* START DATA IN THIS EXERCISE *

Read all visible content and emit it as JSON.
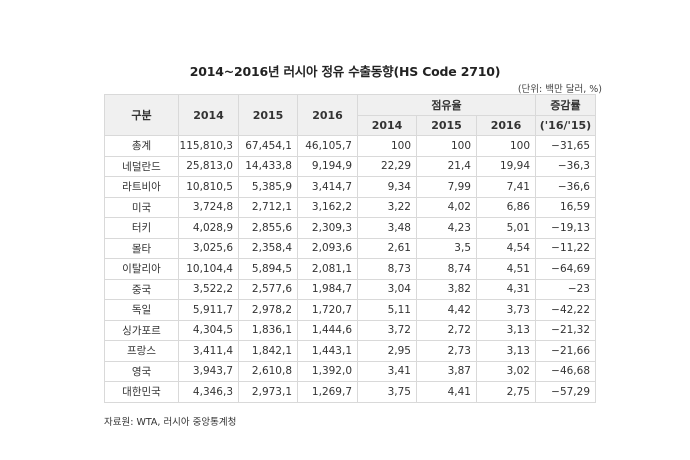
{
  "title": "2014~2016년 러시아 정유 수출동향(HS Code 2710)",
  "unit": "(단위: 백만 달러, %)",
  "header": {
    "category": "구분",
    "y2014": "2014",
    "y2015": "2015",
    "y2016": "2016",
    "share": "점유율",
    "share_2014": "2014",
    "share_2015": "2015",
    "share_2016": "2016",
    "change": "증감률",
    "change_period": "('16/'15)"
  },
  "rows": [
    {
      "name": "총계",
      "v2014": "115,810,3",
      "v2015": "67,454,1",
      "v2016": "46,105,7",
      "s2014": "100",
      "s2015": "100",
      "s2016": "100",
      "change": "−31,65"
    },
    {
      "name": "네덜란드",
      "v2014": "25,813,0",
      "v2015": "14,433,8",
      "v2016": "9,194,9",
      "s2014": "22,29",
      "s2015": "21,4",
      "s2016": "19,94",
      "change": "−36,3"
    },
    {
      "name": "라트비아",
      "v2014": "10,810,5",
      "v2015": "5,385,9",
      "v2016": "3,414,7",
      "s2014": "9,34",
      "s2015": "7,99",
      "s2016": "7,41",
      "change": "−36,6"
    },
    {
      "name": "미국",
      "v2014": "3,724,8",
      "v2015": "2,712,1",
      "v2016": "3,162,2",
      "s2014": "3,22",
      "s2015": "4,02",
      "s2016": "6,86",
      "change": "16,59"
    },
    {
      "name": "터키",
      "v2014": "4,028,9",
      "v2015": "2,855,6",
      "v2016": "2,309,3",
      "s2014": "3,48",
      "s2015": "4,23",
      "s2016": "5,01",
      "change": "−19,13"
    },
    {
      "name": "몰타",
      "v2014": "3,025,6",
      "v2015": "2,358,4",
      "v2016": "2,093,6",
      "s2014": "2,61",
      "s2015": "3,5",
      "s2016": "4,54",
      "change": "−11,22"
    },
    {
      "name": "이탈리아",
      "v2014": "10,104,4",
      "v2015": "5,894,5",
      "v2016": "2,081,1",
      "s2014": "8,73",
      "s2015": "8,74",
      "s2016": "4,51",
      "change": "−64,69"
    },
    {
      "name": "중국",
      "v2014": "3,522,2",
      "v2015": "2,577,6",
      "v2016": "1,984,7",
      "s2014": "3,04",
      "s2015": "3,82",
      "s2016": "4,31",
      "change": "−23"
    },
    {
      "name": "독일",
      "v2014": "5,911,7",
      "v2015": "2,978,2",
      "v2016": "1,720,7",
      "s2014": "5,11",
      "s2015": "4,42",
      "s2016": "3,73",
      "change": "−42,22"
    },
    {
      "name": "싱가포르",
      "v2014": "4,304,5",
      "v2015": "1,836,1",
      "v2016": "1,444,6",
      "s2014": "3,72",
      "s2015": "2,72",
      "s2016": "3,13",
      "change": "−21,32"
    },
    {
      "name": "프랑스",
      "v2014": "3,411,4",
      "v2015": "1,842,1",
      "v2016": "1,443,1",
      "s2014": "2,95",
      "s2015": "2,73",
      "s2016": "3,13",
      "change": "−21,66"
    },
    {
      "name": "영국",
      "v2014": "3,943,7",
      "v2015": "2,610,8",
      "v2016": "1,392,0",
      "s2014": "3,41",
      "s2015": "3,87",
      "s2016": "3,02",
      "change": "−46,68"
    },
    {
      "name": "대한민국",
      "v2014": "4,346,3",
      "v2015": "2,973,1",
      "v2016": "1,269,7",
      "s2014": "3,75",
      "s2015": "4,41",
      "s2016": "2,75",
      "change": "−57,29"
    }
  ],
  "source": "자료원: WTA, 러시아 중앙통계청"
}
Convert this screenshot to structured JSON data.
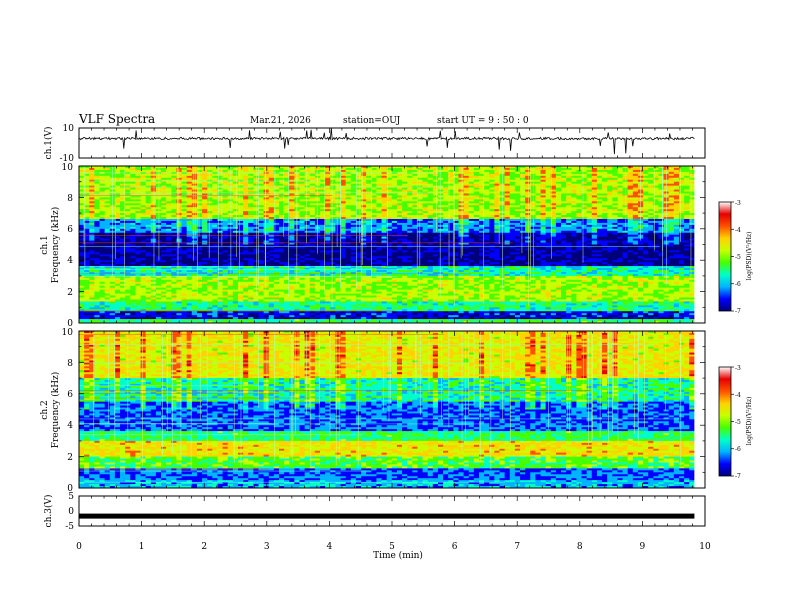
{
  "header": {
    "title": "VLF Spectra",
    "date": "Mar.21, 2026",
    "station": "station=OUJ",
    "start_ut": "start  UT =   9 : 50 : 0"
  },
  "chart_data": [
    {
      "type": "line",
      "panel": "ch1-waveform",
      "ylabel": "ch.1(V)",
      "ylim": [
        -10,
        10
      ],
      "y_ticks": [
        "10",
        "-10"
      ],
      "xlim": [
        0,
        10
      ],
      "series_level_V": 3,
      "data_extent_min": 9.83
    },
    {
      "type": "heatmap",
      "panel": "ch1-spectrogram",
      "ylabel_line1": "ch.1",
      "ylabel_line2": "Frequency  (kHz)",
      "ylim": [
        0,
        10
      ],
      "y_ticks": [
        "0",
        "2",
        "4",
        "6",
        "8",
        "10"
      ],
      "xlim": [
        0,
        10
      ],
      "data_extent_min": 9.83,
      "colorscale": [
        "#00007a",
        "#0000ff",
        "#00b4ff",
        "#00ffc8",
        "#46ff00",
        "#c8ff00",
        "#ffd200",
        "#ff5000",
        "#e60000",
        "#ffffff"
      ],
      "colorbar": {
        "label": "log(PSD)(V²/Hz)",
        "ticks": [
          "-3",
          "-4",
          "-5",
          "-6",
          "-7"
        ],
        "range": [
          -7,
          -3
        ]
      }
    },
    {
      "type": "heatmap",
      "panel": "ch2-spectrogram",
      "ylabel_line1": "ch.2",
      "ylabel_line2": "Frequency  (kHz)",
      "ylim": [
        0,
        10
      ],
      "y_ticks": [
        "0",
        "2",
        "4",
        "6",
        "8",
        "10"
      ],
      "xlim": [
        0,
        10
      ],
      "data_extent_min": 9.83,
      "colorscale": [
        "#00007a",
        "#0000ff",
        "#00b4ff",
        "#00ffc8",
        "#46ff00",
        "#c8ff00",
        "#ffd200",
        "#ff5000",
        "#e60000",
        "#ffffff"
      ],
      "colorbar": {
        "label": "log(PSD)(V²/Hz)",
        "ticks": [
          "-3",
          "-4",
          "-5",
          "-6",
          "-7"
        ],
        "range": [
          -7,
          -3
        ]
      }
    },
    {
      "type": "line",
      "panel": "ch3-waveform",
      "ylabel": "ch.3(V)",
      "ylim": [
        -5,
        5
      ],
      "y_ticks": [
        "5",
        "0",
        "-5"
      ],
      "xlim": [
        0,
        10
      ],
      "series_level_V": -1.7,
      "data_extent_min": 9.83
    }
  ],
  "x_axis": {
    "label": "Time  (min)",
    "ticks": [
      "0",
      "1",
      "2",
      "3",
      "4",
      "5",
      "6",
      "7",
      "8",
      "9",
      "10"
    ]
  }
}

* END DATA IN THIS EXERCISE *

__PROBLEM DETAILS__
In the entries above, identify each line that includes the string "JSON", then copy it.

__THE OUTPUT__
Read all visible content and emit it as JSON.
Convert this screenshot to structured JSON data.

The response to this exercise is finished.